[start DATA TO PROCESS]

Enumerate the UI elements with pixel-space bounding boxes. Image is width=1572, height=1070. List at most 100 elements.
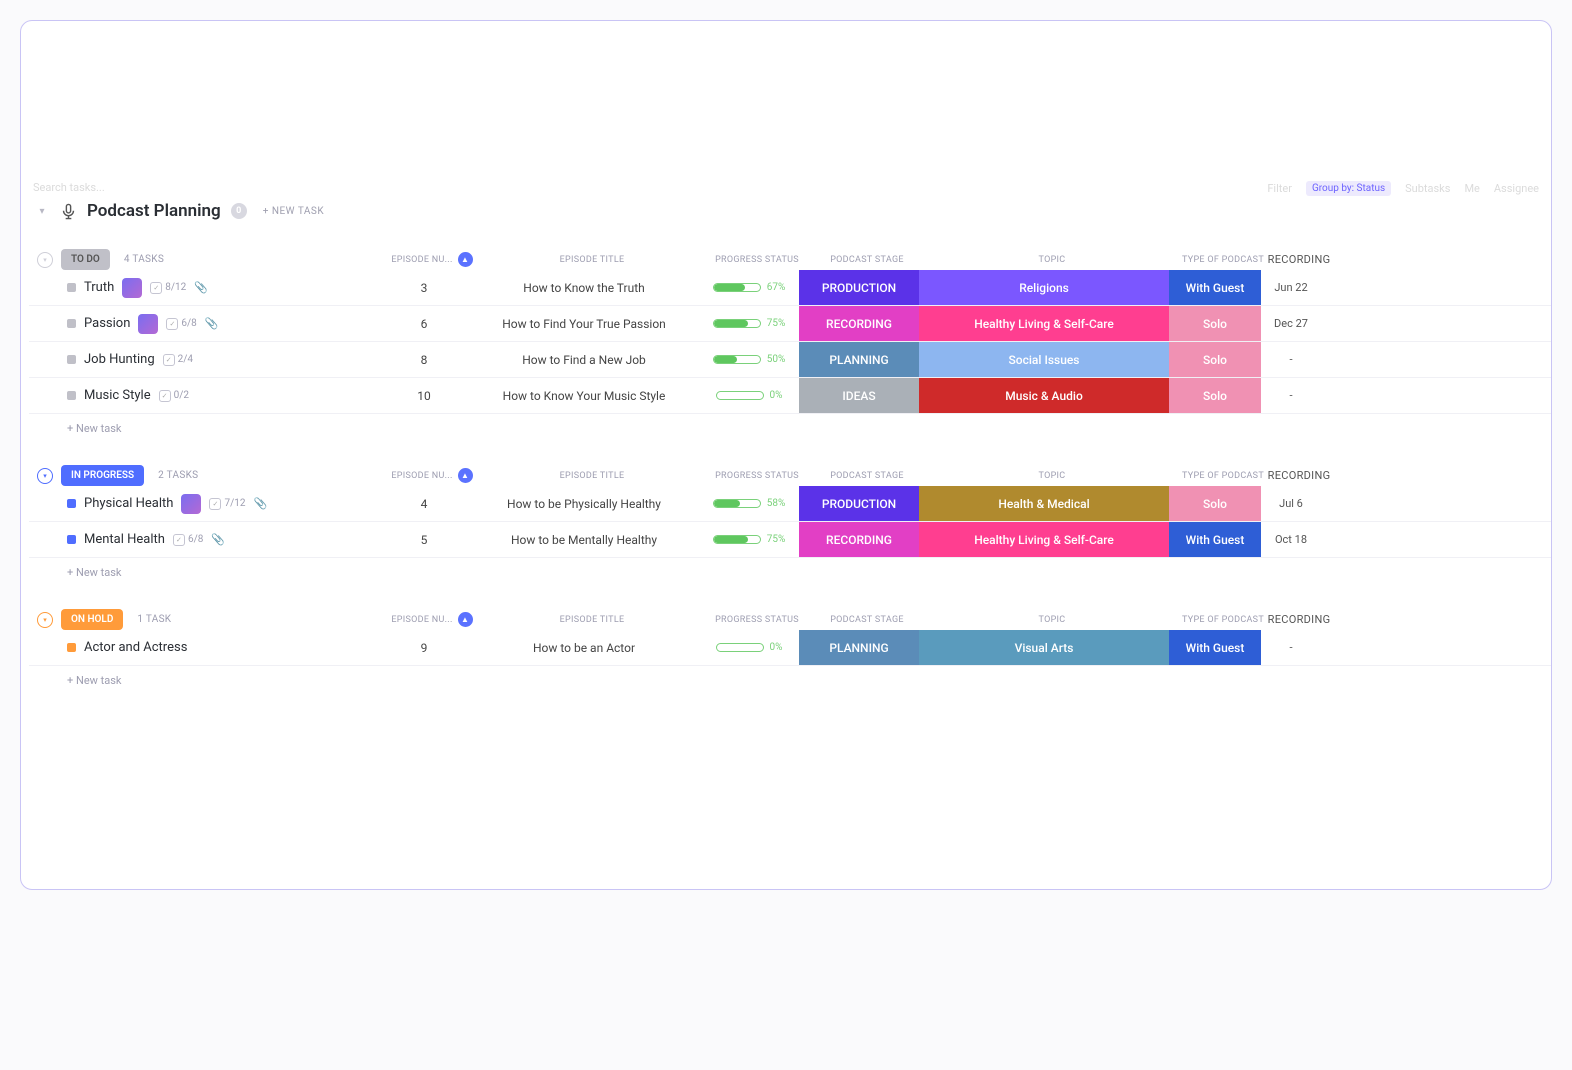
status-square-icon[interactable] bbox=[67, 319, 76, 328]
status-square-icon[interactable] bbox=[67, 355, 76, 364]
recording-date[interactable]: - bbox=[1261, 342, 1321, 377]
me-toggle[interactable]: Me bbox=[1464, 182, 1479, 195]
task-row[interactable]: Job Hunting ✓2/4 8 How to Find a New Job… bbox=[29, 342, 1551, 378]
stage-tag[interactable]: PLANNING bbox=[799, 630, 919, 665]
task-name-cell[interactable]: Physical Health ✓7/12 📎 bbox=[29, 486, 379, 521]
episode-num-cell[interactable]: 10 bbox=[379, 378, 469, 413]
episode-title-cell[interactable]: How to Find a New Job bbox=[469, 342, 699, 377]
avatar[interactable] bbox=[181, 494, 201, 514]
task-name-cell[interactable]: Passion ✓6/8 📎 bbox=[29, 306, 379, 341]
status-pill[interactable]: IN PROGRESS bbox=[61, 465, 144, 486]
episode-num-cell[interactable]: 4 bbox=[379, 486, 469, 521]
task-name-cell[interactable]: Job Hunting ✓2/4 bbox=[29, 342, 379, 377]
chevron-down-icon[interactable]: ▾ bbox=[35, 204, 49, 218]
progress-cell[interactable]: 50% bbox=[699, 342, 799, 377]
type-tag[interactable]: Solo bbox=[1169, 486, 1261, 521]
stage-tag[interactable]: PRODUCTION bbox=[799, 270, 919, 305]
subtask-indicator[interactable]: ✓2/4 bbox=[163, 354, 193, 366]
status-pill[interactable]: TO DO bbox=[61, 249, 110, 270]
topic-tag[interactable]: Health & Medical bbox=[919, 486, 1169, 521]
type-tag[interactable]: Solo bbox=[1169, 342, 1261, 377]
col-stage[interactable]: PODCAST STAGE bbox=[807, 615, 927, 625]
status-pill[interactable]: ON HOLD bbox=[61, 609, 123, 630]
subtask-indicator[interactable]: ✓6/8 bbox=[166, 318, 196, 330]
col-topic[interactable]: TOPIC bbox=[927, 255, 1177, 265]
attachment-icon[interactable]: 📎 bbox=[194, 281, 208, 294]
col-progress[interactable]: PROGRESS STATUS bbox=[707, 615, 807, 625]
episode-title-cell[interactable]: How to be Physically Healthy bbox=[469, 486, 699, 521]
status-square-icon[interactable] bbox=[67, 643, 76, 652]
col-episode-num[interactable]: EPISODE NU...▲ bbox=[387, 612, 477, 627]
status-square-icon[interactable] bbox=[67, 391, 76, 400]
progress-cell[interactable]: 58% bbox=[699, 486, 799, 521]
stage-tag[interactable]: RECORDING bbox=[799, 522, 919, 557]
progress-cell[interactable]: 0% bbox=[699, 630, 799, 665]
task-row[interactable]: Music Style ✓0/2 10 How to Know Your Mus… bbox=[29, 378, 1551, 414]
status-square-icon[interactable] bbox=[67, 283, 76, 292]
col-episode-title[interactable]: EPISODE TITLE bbox=[477, 471, 707, 481]
list-title[interactable]: Podcast Planning bbox=[87, 201, 221, 221]
collapse-toggle[interactable]: ▾ bbox=[37, 252, 53, 268]
topic-tag[interactable]: Visual Arts bbox=[919, 630, 1169, 665]
topic-tag[interactable]: Music & Audio bbox=[919, 378, 1169, 413]
col-progress[interactable]: PROGRESS STATUS bbox=[707, 255, 807, 265]
type-tag[interactable]: With Guest bbox=[1169, 522, 1261, 557]
task-name[interactable]: Music Style bbox=[84, 388, 151, 403]
task-name-cell[interactable]: Truth ✓8/12 📎 bbox=[29, 270, 379, 305]
type-tag[interactable]: Solo bbox=[1169, 378, 1261, 413]
episode-title-cell[interactable]: How to Know the Truth bbox=[469, 270, 699, 305]
episode-num-cell[interactable]: 6 bbox=[379, 306, 469, 341]
col-recording[interactable]: RECORDING bbox=[1269, 613, 1329, 626]
subtasks-toggle[interactable]: Subtasks bbox=[1405, 182, 1450, 195]
col-episode-num[interactable]: EPISODE NU...▲ bbox=[387, 468, 477, 483]
col-episode-num[interactable]: EPISODE NU...▲ bbox=[387, 252, 477, 267]
task-row[interactable]: Physical Health ✓7/12 📎 4 How to be Phys… bbox=[29, 486, 1551, 522]
filter-button[interactable]: Filter bbox=[1267, 182, 1292, 195]
stage-tag[interactable]: RECORDING bbox=[799, 306, 919, 341]
progress-cell[interactable]: 67% bbox=[699, 270, 799, 305]
task-name[interactable]: Job Hunting bbox=[84, 352, 155, 367]
sort-arrow-icon[interactable]: ▲ bbox=[458, 612, 473, 627]
col-recording[interactable]: RECORDING bbox=[1269, 253, 1329, 266]
col-type[interactable]: TYPE OF PODCAST bbox=[1177, 471, 1269, 481]
info-count-badge[interactable]: 0 bbox=[231, 203, 247, 219]
col-topic[interactable]: TOPIC bbox=[927, 471, 1177, 481]
col-recording[interactable]: RECORDING bbox=[1269, 469, 1329, 482]
col-episode-title[interactable]: EPISODE TITLE bbox=[477, 615, 707, 625]
subtask-indicator[interactable]: ✓6/8 bbox=[173, 534, 203, 546]
subtask-indicator[interactable]: ✓0/2 bbox=[159, 390, 189, 402]
avatar[interactable] bbox=[122, 278, 142, 298]
task-row[interactable]: Truth ✓8/12 📎 3 How to Know the Truth 67… bbox=[29, 270, 1551, 306]
recording-date[interactable]: Oct 18 bbox=[1261, 522, 1321, 557]
sort-arrow-icon[interactable]: ▲ bbox=[458, 252, 473, 267]
episode-title-cell[interactable]: How to Know Your Music Style bbox=[469, 378, 699, 413]
topic-tag[interactable]: Religions bbox=[919, 270, 1169, 305]
type-tag[interactable]: Solo bbox=[1169, 306, 1261, 341]
attachment-icon[interactable]: 📎 bbox=[205, 317, 219, 330]
stage-tag[interactable]: PRODUCTION bbox=[799, 486, 919, 521]
assignee-filter[interactable]: Assignee bbox=[1494, 182, 1539, 195]
episode-num-cell[interactable]: 9 bbox=[379, 630, 469, 665]
task-row[interactable]: Mental Health ✓6/8 📎 5 How to be Mentall… bbox=[29, 522, 1551, 558]
recording-date[interactable]: Dec 27 bbox=[1261, 306, 1321, 341]
avatar[interactable] bbox=[138, 314, 158, 334]
group-by-chip[interactable]: Group by: Status bbox=[1306, 181, 1391, 196]
status-square-icon[interactable] bbox=[67, 535, 76, 544]
task-name[interactable]: Mental Health bbox=[84, 532, 165, 547]
episode-num-cell[interactable]: 5 bbox=[379, 522, 469, 557]
topic-tag[interactable]: Healthy Living & Self-Care bbox=[919, 306, 1169, 341]
episode-num-cell[interactable]: 8 bbox=[379, 342, 469, 377]
attachment-icon[interactable]: 📎 bbox=[253, 497, 267, 510]
topic-tag[interactable]: Healthy Living & Self-Care bbox=[919, 522, 1169, 557]
task-name[interactable]: Truth bbox=[84, 280, 114, 295]
col-stage[interactable]: PODCAST STAGE bbox=[807, 255, 927, 265]
subtask-indicator[interactable]: ✓8/12 bbox=[150, 282, 186, 294]
stage-tag[interactable]: PLANNING bbox=[799, 342, 919, 377]
collapse-toggle[interactable]: ▾ bbox=[37, 468, 53, 484]
task-name-cell[interactable]: Actor and Actress bbox=[29, 630, 379, 665]
progress-cell[interactable]: 75% bbox=[699, 306, 799, 341]
recording-date[interactable]: - bbox=[1261, 378, 1321, 413]
add-task-button[interactable]: + New task bbox=[29, 666, 1551, 695]
topic-tag[interactable]: Social Issues bbox=[919, 342, 1169, 377]
new-task-button[interactable]: + NEW TASK bbox=[257, 204, 330, 219]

[end DATA TO PROCESS]

THE PROBLEM: Please rewrite the entries starting with the line containing "status-square-icon[interactable] bbox=[67, 319, 76, 328]" and going on through the line containing "episode-num-cell[interactable]: 10 bbox=[379, 378, 469, 413]", changing "Job Hunting" to "Career Search" and leaving everything else as it is.

RESPONSE TO THIS EXERCISE:
status-square-icon[interactable] bbox=[67, 319, 76, 328]
status-square-icon[interactable] bbox=[67, 355, 76, 364]
recording-date[interactable]: - bbox=[1261, 342, 1321, 377]
me-toggle[interactable]: Me bbox=[1464, 182, 1479, 195]
task-row[interactable]: Career Search ✓2/4 8 How to Find a New Job… bbox=[29, 342, 1551, 378]
stage-tag[interactable]: PLANNING bbox=[799, 630, 919, 665]
task-name-cell[interactable]: Physical Health ✓7/12 📎 bbox=[29, 486, 379, 521]
episode-num-cell[interactable]: 10 bbox=[379, 378, 469, 413]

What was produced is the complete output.